Trecho do documento:
>>>
Não bastasse a depressão com respeito às situações da democracia e da economia, os brasileiros revelam imenso desânimo com relação a outros temas importantes da vida política. O Brasil lidera, por exemplo, o ranking da certeza de que o país está sendo governo por alguns grupos em benefício próprio: nada menos que 90% dos entrevistados fizeram esta declaração. Assim, como os brasileiros estão isolados na rabeira do ranking dos que acreditam que o país está sendo governado para o bem de todos: 7%. Aliás, no que se refere também a este índice, o pico de otimismo aconteceu em 2010, com 45%, final do governo Lula, tendo despencado 38 pontos percentuais em 8 anos. Nem os venezuelanos (12%) revelam tal descrença.

No que se refere à aprovação do governo, o pessimismo brasileiro é igualmente inquietante. Apenas 6% dos brasileiros aprovam o seu presidente. A média do subcontinente é 32% e no vice-lanterna do ranking, o México, 18% aprovam o governo. E com relação ao Congresso, pouco muda o nível de confiança. Apenas 12% dos brasileiros confiam no Congresso, contra 33% dos uruguaios, por exemplo. É pior ainda quando se trata da confiança em partidos políticos, onde novamente somos os últimos do ranking continental (6%), juntos com El Salvador. Por fim, chamo a atenção para a confiança interpessoal. Não é que os brasileiros apenas não confiem nas instituições, não gostem da cara da democracia no país, não confiem na elite governante nem gostem do governo. Nós não gostamos sequer uns dos outros. O Brasil é o último colocado no ranking de confiança interpessoal na América Latina. Apenas 4% dos brasileiros acham que se pode confiar na maioria das pessoas, contra 20% dos colombianos e dos uruguaios.
<<<
Tarefas do exercício:
(1) Liste, em ordem de aparição, todos os países além do Brasil que o trecho sobre a descrença política dos brasileiros menciona, seja pelo nome, seja pelo gentílico.
(2) Escreva a continuação do trecho sobre a descrença política dos brasileiros a partir da sua última frase.

Registros fornecidos:
>>>
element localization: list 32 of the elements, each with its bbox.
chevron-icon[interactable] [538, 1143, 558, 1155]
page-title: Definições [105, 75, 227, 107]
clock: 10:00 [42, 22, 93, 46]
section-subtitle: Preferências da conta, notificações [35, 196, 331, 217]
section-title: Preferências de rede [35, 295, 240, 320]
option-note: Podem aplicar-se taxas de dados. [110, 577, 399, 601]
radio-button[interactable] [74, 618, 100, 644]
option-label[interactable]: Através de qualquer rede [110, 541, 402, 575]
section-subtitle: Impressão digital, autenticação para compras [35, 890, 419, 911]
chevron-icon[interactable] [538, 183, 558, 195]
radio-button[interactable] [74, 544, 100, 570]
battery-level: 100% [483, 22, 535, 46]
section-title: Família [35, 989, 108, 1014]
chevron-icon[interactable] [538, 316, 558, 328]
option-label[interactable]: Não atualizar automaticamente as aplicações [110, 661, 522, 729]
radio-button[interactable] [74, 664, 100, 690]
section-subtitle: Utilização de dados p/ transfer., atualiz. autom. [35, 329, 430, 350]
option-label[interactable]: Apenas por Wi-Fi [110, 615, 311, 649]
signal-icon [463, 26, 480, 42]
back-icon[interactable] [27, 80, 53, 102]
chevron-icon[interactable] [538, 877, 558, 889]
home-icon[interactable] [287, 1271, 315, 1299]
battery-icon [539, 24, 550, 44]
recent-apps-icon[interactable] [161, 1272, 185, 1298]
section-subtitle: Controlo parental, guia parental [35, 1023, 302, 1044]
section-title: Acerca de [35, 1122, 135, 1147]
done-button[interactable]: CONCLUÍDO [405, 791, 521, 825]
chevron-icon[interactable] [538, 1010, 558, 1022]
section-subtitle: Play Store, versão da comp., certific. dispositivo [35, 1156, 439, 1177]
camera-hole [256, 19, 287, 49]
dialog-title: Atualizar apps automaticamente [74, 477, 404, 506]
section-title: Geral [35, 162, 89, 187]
<<<
Respostas da atividade:
(1) Os países mencionados além do Brasil são Venezuela, México, Uruguai, El Salvador e Colômbia.

(2)
O que significa tudo isso? Que somos um país politicamente deprimido, com uma autoestima na lama, sem qualquer confiança nas instituições da política e absolutamente descrente com relação ao Estado. E com a sensação de enormes problemas na economia (desemprego, baixos salários, pobreza, estagnação econômica), na sociedade (delinquência, serviços públicos deficientes), na política (corrupção, governo em interesse próprio), que são as áreas no nosso foco no momento. Nesse estado de desolação, vocês acham que o que os brasileiros mais desejam da política, neste momento, são mais valores democráticos como igualdade, liberdade, direitos, respeito a minorias, garantias fundamentais? Acho mais razoável imaginar que desejem que sejam resolvidas as suas aflições mais urgentes, que são os problemas sociais que estão no seu foco.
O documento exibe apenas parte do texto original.